-- THE TASK --
Copy the entries below exactly. Images do not belong in the copy.

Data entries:
/---

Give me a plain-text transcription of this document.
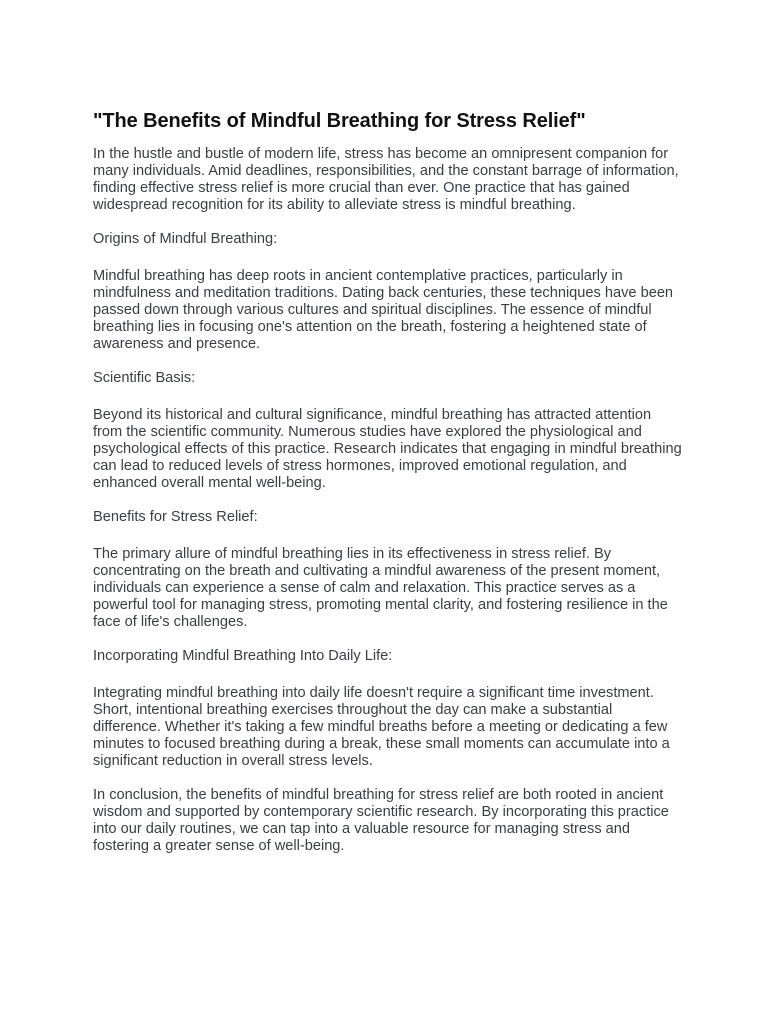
"The Benefits of Mindful Breathing for Stress Relief"

In the hustle and bustle of modern life, stress has become an omnipresent companion for many individuals. Amid deadlines, responsibilities, and the constant barrage of information, finding effective stress relief is more crucial than ever. One practice that has gained widespread recognition for its ability to alleviate stress is mindful breathing.

Origins of Mindful Breathing:

Mindful breathing has deep roots in ancient contemplative practices, particularly in mindfulness and meditation traditions. Dating back centuries, these techniques have been passed down through various cultures and spiritual disciplines. The essence of mindful breathing lies in focusing one's attention on the breath, fostering a heightened state of awareness and presence.

Scientific Basis:

Beyond its historical and cultural significance, mindful breathing has attracted attention from the scientific community. Numerous studies have explored the physiological and psychological effects of this practice. Research indicates that engaging in mindful breathing can lead to reduced levels of stress hormones, improved emotional regulation, and enhanced overall mental well-being.

Benefits for Stress Relief:

The primary allure of mindful breathing lies in its effectiveness in stress relief. By concentrating on the breath and cultivating a mindful awareness of the present moment, individuals can experience a sense of calm and relaxation. This practice serves as a powerful tool for managing stress, promoting mental clarity, and fostering resilience in the face of life's challenges.

Incorporating Mindful Breathing Into Daily Life:

Integrating mindful breathing into daily life doesn't require a significant time investment. Short, intentional breathing exercises throughout the day can make a substantial difference. Whether it's taking a few mindful breaths before a meeting or dedicating a few minutes to focused breathing during a break, these small moments can accumulate into a significant reduction in overall stress levels.

In conclusion, the benefits of mindful breathing for stress relief are both rooted in ancient wisdom and supported by contemporary scientific research. By incorporating this practice into our daily routines, we can tap into a valuable resource for managing stress and fostering a greater sense of well-being.
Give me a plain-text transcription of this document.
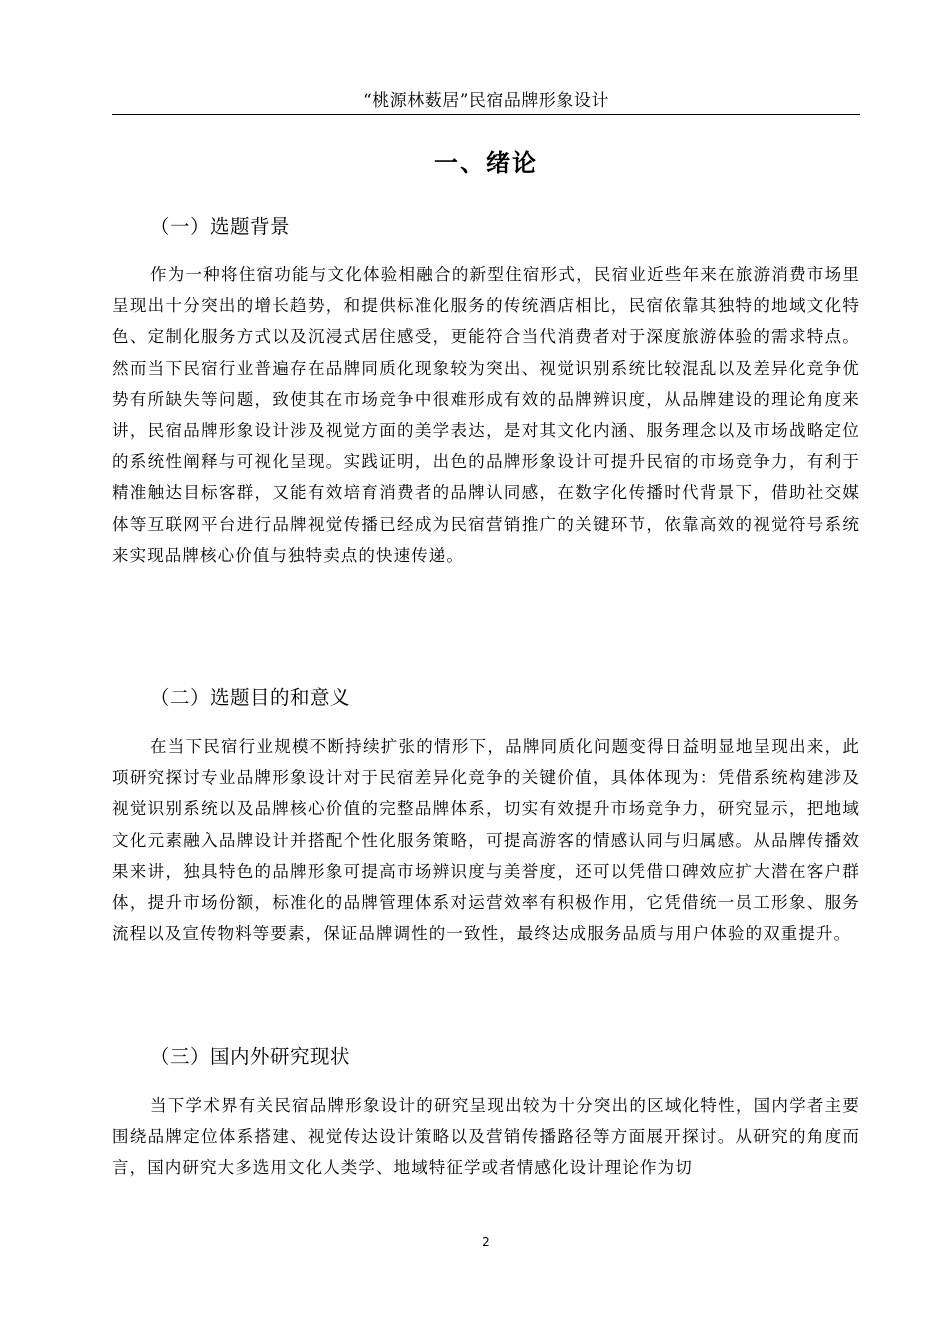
“桃源林薮居”民宿品牌形象设计
一、绪论
（一）选题背景

作为一种将住宿功能与文化体验相融合的新型住宿形式，民宿业近些年来在旅游消费市场里呈现出十分突出的增长趋势，和提供标准化服务的传统酒店相比，民宿依靠其独特的地域文化特色、定制化服务方式以及沉浸式居住感受，更能符合当代消费者对于深度旅游体验的需求特点。然而当下民宿行业普遍存在品牌同质化现象较为突出、视觉识别系统比较混乱以及差异化竞争优势有所缺失等问题，致使其在市场竞争中很难形成有效的品牌辨识度，从品牌建设的理论角度来讲，民宿品牌形象设计涉及视觉方面的美学表达，是对其文化内涵、服务理念以及市场战略定位的系统性阐释与可视化呈现。实践证明，出色的品牌形象设计可提升民宿的市场竞争力，有利于精准触达目标客群，又能有效培育消费者的品牌认同感，在数字化传播时代背景下，借助社交媒体等互联网平台进行品牌视觉传播已经成为民宿营销推广的关键环节，依靠高效的视觉符号系统来实现品牌核心价值与独特卖点的快速传递。

（二）选题目的和意义

在当下民宿行业规模不断持续扩张的情形下，品牌同质化问题变得日益明显地呈现出来，此项研究探讨专业品牌形象设计对于民宿差异化竞争的关键价值，具体体现为：凭借系统构建涉及视觉识别系统以及品牌核心价值的完整品牌体系，切实有效提升市场竞争力，研究显示，把地域文化元素融入品牌设计并搭配个性化服务策略，可提高游客的情感认同与归属感。从品牌传播效果来讲，独具特色的品牌形象可提高市场辨识度与美誉度，还可以凭借口碑效应扩大潜在客户群体，提升市场份额，标准化的品牌管理体系对运营效率有积极作用，它凭借统一员工形象、服务流程以及宣传物料等要素，保证品牌调性的一致性，最终达成服务品质与用户体验的双重提升。

（三）国内外研究现状

当下学术界有关民宿品牌形象设计的研究呈现出较为十分突出的区域化特性，国内学者主要围绕品牌定位体系搭建、视觉传达设计策略以及营销传播路径等方面展开探讨。从研究的角度而言，国内研究大多选用文化人类学、地域特征学或者情感化设计理论作为切

2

\---

-- EXERCISE RESULT --
Give me a plain-text transcription of this document.
"The Benefits of Mindful Breathing for Stress Relief"

In the hustle and bustle of modern life, stress has become an omnipresent companion for many individuals. Amid deadlines, responsibilities, and the constant barrage of information, finding effective stress relief is more crucial than ever. One practice that has gained widespread recognition for its ability to alleviate stress is mindful breathing.

Origins of Mindful Breathing:

Mindful breathing has deep roots in ancient contemplative practices, particularly in mindfulness and meditation traditions. Dating back centuries, these techniques have been passed down through various cultures and spiritual disciplines. The essence of mindful breathing lies in focusing one's attention on the breath, fostering a heightened state of awareness and presence.

Scientific Basis:

Beyond its historical and cultural significance, mindful breathing has attracted attention from the scientific community. Numerous studies have explored the physiological and psychological effects of this practice. Research indicates that engaging in mindful breathing can lead to reduced levels of stress hormones, improved emotional regulation, and enhanced overall mental well-being.

Benefits for Stress Relief:

The primary allure of mindful breathing lies in its effectiveness in stress relief. By concentrating on the breath and cultivating a mindful awareness of the present moment, individuals can experience a sense of calm and relaxation. This practice serves as a powerful tool for managing stress, promoting mental clarity, and fostering resilience in the face of life's challenges.

Incorporating Mindful Breathing Into Daily Life:

Integrating mindful breathing into daily life doesn't require a significant time investment. Short, intentional breathing exercises throughout the day can make a substantial difference. Whether it's taking a few mindful breaths before a meeting or dedicating a few minutes to focused breathing during a break, these small moments can accumulate into a significant reduction in overall stress levels.

In conclusion, the benefits of mindful breathing for stress relief are both rooted in ancient wisdom and supported by contemporary scientific research. By incorporating this practice into our daily routines, we can tap into a valuable resource for managing stress and fostering a greater sense of well-being.
Give me a plain-text transcription of this document.
“桃源林薮居”民宿品牌形象设计
一、绪论
（一）选题背景

作为一种将住宿功能与文化体验相融合的新型住宿形式，民宿业近些年来在旅游消费市场里呈现出十分突出的增长趋势，和提供标准化服务的传统酒店相比，民宿依靠其独特的地域文化特色、定制化服务方式以及沉浸式居住感受，更能符合当代消费者对于深度旅游体验的需求特点。然而当下民宿行业普遍存在品牌同质化现象较为突出、视觉识别系统比较混乱以及差异化竞争优势有所缺失等问题，致使其在市场竞争中很难形成有效的品牌辨识度，从品牌建设的理论角度来讲，民宿品牌形象设计涉及视觉方面的美学表达，是对其文化内涵、服务理念以及市场战略定位的系统性阐释与可视化呈现。实践证明，出色的品牌形象设计可提升民宿的市场竞争力，有利于精准触达目标客群，又能有效培育消费者的品牌认同感，在数字化传播时代背景下，借助社交媒体等互联网平台进行品牌视觉传播已经成为民宿营销推广的关键环节，依靠高效的视觉符号系统来实现品牌核心价值与独特卖点的快速传递。

（二）选题目的和意义

在当下民宿行业规模不断持续扩张的情形下，品牌同质化问题变得日益明显地呈现出来，此项研究探讨专业品牌形象设计对于民宿差异化竞争的关键价值，具体体现为：凭借系统构建涉及视觉识别系统以及品牌核心价值的完整品牌体系，切实有效提升市场竞争力，研究显示，把地域文化元素融入品牌设计并搭配个性化服务策略，可提高游客的情感认同与归属感。从品牌传播效果来讲，独具特色的品牌形象可提高市场辨识度与美誉度，还可以凭借口碑效应扩大潜在客户群体，提升市场份额，标准化的品牌管理体系对运营效率有积极作用，它凭借统一员工形象、服务流程以及宣传物料等要素，保证品牌调性的一致性，最终达成服务品质与用户体验的双重提升。

（三）国内外研究现状

当下学术界有关民宿品牌形象设计的研究呈现出较为十分突出的区域化特性，国内学者主要围绕品牌定位体系搭建、视觉传达设计策略以及营销传播路径等方面展开探讨。从研究的角度而言，国内研究大多选用文化人类学、地域特征学或者情感化设计理论作为切

2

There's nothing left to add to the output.